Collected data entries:

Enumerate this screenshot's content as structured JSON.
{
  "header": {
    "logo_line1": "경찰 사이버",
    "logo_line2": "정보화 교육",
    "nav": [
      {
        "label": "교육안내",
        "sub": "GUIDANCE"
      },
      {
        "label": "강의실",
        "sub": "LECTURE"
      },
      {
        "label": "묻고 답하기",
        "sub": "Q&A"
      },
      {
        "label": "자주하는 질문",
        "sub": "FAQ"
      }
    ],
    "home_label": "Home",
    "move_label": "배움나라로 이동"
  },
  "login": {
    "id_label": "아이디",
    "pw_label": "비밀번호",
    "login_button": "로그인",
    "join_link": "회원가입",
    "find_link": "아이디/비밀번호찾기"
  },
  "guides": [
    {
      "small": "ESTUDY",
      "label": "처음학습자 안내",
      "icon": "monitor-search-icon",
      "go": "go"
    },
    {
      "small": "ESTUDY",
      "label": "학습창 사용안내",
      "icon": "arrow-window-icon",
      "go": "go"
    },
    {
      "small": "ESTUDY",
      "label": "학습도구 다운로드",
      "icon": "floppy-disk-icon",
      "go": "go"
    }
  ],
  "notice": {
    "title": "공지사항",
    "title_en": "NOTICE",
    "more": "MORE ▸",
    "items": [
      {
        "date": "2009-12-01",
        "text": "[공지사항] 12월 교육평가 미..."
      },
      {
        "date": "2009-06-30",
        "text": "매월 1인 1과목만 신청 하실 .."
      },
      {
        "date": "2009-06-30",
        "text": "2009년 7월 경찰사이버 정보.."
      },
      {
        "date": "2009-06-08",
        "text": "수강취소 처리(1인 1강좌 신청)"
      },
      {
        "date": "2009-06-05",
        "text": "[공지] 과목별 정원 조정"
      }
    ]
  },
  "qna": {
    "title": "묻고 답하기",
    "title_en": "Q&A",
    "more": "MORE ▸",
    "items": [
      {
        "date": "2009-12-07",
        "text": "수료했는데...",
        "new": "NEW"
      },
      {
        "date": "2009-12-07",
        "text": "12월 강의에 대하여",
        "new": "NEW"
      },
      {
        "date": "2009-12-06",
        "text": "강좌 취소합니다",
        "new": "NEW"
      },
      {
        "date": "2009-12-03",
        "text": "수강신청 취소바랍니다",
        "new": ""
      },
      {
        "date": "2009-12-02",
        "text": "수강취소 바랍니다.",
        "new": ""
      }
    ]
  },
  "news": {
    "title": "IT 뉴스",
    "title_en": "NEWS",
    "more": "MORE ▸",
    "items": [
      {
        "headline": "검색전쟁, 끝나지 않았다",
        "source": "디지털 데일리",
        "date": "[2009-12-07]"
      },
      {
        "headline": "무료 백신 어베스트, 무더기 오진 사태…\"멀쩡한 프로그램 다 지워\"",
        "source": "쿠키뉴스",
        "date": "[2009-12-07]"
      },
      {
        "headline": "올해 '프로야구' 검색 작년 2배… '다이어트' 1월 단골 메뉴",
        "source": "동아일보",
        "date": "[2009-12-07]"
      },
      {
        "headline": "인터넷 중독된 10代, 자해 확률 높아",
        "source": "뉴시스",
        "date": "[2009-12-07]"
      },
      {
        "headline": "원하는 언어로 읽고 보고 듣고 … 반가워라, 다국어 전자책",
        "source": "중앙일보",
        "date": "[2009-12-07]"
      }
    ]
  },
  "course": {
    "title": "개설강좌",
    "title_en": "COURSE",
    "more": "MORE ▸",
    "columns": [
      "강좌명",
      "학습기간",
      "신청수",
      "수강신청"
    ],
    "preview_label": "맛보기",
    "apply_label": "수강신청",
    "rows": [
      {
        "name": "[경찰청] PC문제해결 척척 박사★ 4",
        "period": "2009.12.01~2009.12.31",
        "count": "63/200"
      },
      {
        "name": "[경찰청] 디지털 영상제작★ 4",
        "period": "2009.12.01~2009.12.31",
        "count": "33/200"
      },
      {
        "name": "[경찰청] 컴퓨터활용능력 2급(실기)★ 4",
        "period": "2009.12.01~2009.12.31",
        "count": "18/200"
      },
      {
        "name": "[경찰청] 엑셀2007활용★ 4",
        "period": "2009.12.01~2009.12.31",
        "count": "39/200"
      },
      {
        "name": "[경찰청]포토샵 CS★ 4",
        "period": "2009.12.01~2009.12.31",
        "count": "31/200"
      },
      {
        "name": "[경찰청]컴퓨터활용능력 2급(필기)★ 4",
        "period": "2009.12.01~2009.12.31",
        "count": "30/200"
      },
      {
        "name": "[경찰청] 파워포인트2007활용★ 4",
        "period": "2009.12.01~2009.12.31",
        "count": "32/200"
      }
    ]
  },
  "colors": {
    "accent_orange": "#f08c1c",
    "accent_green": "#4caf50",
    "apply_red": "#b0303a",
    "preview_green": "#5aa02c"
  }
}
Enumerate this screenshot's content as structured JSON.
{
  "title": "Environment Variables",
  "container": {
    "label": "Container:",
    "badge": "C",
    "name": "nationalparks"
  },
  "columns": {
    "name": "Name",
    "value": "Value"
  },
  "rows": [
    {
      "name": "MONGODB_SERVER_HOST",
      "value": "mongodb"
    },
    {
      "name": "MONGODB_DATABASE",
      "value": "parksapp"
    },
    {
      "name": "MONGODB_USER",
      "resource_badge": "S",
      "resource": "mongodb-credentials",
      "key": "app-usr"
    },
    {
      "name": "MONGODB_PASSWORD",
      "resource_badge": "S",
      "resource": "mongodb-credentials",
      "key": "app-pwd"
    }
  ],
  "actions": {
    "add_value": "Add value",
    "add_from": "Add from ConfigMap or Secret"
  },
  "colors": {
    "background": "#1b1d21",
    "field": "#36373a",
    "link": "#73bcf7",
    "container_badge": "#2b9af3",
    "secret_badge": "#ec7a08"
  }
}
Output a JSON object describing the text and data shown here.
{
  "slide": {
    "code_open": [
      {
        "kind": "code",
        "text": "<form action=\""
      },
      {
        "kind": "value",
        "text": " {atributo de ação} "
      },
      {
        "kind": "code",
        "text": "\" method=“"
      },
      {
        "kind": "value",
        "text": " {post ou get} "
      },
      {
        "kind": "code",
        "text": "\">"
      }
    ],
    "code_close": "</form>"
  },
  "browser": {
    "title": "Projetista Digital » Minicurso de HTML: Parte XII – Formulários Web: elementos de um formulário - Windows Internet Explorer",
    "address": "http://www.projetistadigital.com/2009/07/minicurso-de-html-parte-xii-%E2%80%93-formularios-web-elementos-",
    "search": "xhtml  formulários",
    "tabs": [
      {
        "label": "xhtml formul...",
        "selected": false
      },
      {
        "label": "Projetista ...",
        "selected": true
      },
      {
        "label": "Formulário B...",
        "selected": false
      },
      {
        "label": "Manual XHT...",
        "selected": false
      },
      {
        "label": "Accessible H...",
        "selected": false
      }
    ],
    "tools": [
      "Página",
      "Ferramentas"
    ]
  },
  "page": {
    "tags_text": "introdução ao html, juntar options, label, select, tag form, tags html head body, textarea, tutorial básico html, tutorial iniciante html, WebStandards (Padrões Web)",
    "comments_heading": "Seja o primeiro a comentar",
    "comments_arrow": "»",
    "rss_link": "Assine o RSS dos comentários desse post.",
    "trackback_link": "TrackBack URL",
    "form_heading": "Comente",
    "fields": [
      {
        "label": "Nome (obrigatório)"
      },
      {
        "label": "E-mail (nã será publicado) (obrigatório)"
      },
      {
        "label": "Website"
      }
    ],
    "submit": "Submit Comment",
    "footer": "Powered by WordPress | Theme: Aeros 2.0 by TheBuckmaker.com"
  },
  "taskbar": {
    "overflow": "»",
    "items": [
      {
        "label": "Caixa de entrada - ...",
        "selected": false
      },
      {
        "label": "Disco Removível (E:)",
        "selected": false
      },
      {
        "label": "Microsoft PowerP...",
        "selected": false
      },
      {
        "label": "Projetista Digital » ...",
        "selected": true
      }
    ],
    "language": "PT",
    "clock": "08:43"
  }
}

Exercise details — Collect the lines of the data that carry the word "xhtml".

Written solution —
    "search": "xhtml  formulários",
        "label": "xhtml formul...",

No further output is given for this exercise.